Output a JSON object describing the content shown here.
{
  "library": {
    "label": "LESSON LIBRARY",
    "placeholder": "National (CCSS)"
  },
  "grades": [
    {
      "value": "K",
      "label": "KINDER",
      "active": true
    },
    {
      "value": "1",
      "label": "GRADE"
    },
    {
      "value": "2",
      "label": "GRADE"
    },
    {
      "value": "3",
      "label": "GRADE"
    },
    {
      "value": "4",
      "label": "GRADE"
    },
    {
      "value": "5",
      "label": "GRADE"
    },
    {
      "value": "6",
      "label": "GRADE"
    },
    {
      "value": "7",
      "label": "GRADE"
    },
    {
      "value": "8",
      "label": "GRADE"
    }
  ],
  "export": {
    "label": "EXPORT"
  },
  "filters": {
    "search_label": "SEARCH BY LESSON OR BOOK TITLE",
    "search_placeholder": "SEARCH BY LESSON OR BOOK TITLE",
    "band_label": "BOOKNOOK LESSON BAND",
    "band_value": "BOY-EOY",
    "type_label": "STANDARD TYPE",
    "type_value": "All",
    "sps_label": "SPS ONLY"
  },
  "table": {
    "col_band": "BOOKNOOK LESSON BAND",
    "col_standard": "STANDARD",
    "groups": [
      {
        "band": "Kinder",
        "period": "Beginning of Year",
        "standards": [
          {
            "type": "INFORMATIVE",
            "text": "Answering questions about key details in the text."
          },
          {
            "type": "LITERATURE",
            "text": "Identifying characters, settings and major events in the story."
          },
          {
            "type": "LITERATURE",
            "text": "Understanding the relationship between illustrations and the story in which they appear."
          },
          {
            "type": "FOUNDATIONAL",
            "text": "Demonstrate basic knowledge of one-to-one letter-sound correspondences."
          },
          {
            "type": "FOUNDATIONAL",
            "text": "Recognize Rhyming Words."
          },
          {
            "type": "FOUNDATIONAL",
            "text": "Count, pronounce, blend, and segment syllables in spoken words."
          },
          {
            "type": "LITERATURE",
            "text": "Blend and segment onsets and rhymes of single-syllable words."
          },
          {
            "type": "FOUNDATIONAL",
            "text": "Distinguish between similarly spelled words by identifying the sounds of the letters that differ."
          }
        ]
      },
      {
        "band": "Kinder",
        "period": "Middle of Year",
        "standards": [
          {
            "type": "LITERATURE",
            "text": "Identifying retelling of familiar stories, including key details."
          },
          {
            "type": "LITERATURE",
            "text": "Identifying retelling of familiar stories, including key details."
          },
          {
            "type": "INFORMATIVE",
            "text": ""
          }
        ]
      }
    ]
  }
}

--

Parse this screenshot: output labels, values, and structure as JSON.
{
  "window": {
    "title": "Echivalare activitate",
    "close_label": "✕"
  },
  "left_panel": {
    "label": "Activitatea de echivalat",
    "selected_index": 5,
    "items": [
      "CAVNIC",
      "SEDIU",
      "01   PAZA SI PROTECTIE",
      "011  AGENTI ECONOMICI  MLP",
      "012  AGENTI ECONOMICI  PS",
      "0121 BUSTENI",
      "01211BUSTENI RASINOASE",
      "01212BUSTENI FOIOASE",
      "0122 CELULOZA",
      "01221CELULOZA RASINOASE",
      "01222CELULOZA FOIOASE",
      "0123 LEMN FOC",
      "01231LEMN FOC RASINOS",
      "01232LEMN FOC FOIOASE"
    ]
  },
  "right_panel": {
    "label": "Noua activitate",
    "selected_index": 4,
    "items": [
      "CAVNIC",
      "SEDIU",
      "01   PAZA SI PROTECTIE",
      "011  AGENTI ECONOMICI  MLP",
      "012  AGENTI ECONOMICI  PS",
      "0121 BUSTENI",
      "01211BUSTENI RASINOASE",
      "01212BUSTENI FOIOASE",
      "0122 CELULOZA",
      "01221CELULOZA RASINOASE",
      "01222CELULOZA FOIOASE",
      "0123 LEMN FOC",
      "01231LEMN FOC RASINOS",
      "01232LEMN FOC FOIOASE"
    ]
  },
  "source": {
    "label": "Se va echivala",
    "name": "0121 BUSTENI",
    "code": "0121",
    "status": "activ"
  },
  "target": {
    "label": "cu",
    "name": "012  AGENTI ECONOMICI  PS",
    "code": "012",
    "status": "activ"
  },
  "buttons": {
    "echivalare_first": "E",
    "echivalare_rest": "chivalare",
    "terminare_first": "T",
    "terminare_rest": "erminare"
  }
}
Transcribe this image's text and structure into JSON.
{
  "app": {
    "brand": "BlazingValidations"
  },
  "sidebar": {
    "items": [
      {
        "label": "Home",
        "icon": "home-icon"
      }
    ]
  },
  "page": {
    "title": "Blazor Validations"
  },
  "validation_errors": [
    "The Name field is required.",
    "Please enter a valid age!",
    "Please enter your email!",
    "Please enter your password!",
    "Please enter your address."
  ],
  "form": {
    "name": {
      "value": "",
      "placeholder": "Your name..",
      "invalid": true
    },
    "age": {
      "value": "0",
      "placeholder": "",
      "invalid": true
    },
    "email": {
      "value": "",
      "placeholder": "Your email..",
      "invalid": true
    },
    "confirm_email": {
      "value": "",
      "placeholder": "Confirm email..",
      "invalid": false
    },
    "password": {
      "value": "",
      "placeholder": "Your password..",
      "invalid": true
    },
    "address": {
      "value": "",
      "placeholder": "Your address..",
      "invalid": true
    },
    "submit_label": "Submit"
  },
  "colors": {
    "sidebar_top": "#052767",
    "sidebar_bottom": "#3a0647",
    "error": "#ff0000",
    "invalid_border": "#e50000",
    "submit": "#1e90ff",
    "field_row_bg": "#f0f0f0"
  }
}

◆ Work instructions
Copy each line holding the word "SEARCH" from the listing above.

◆ Solution for this task
    "search_label": "SEARCH BY LESSON OR BOOK TITLE",
    "search_placeholder": "SEARCH BY LESSON OR BOOK TITLE",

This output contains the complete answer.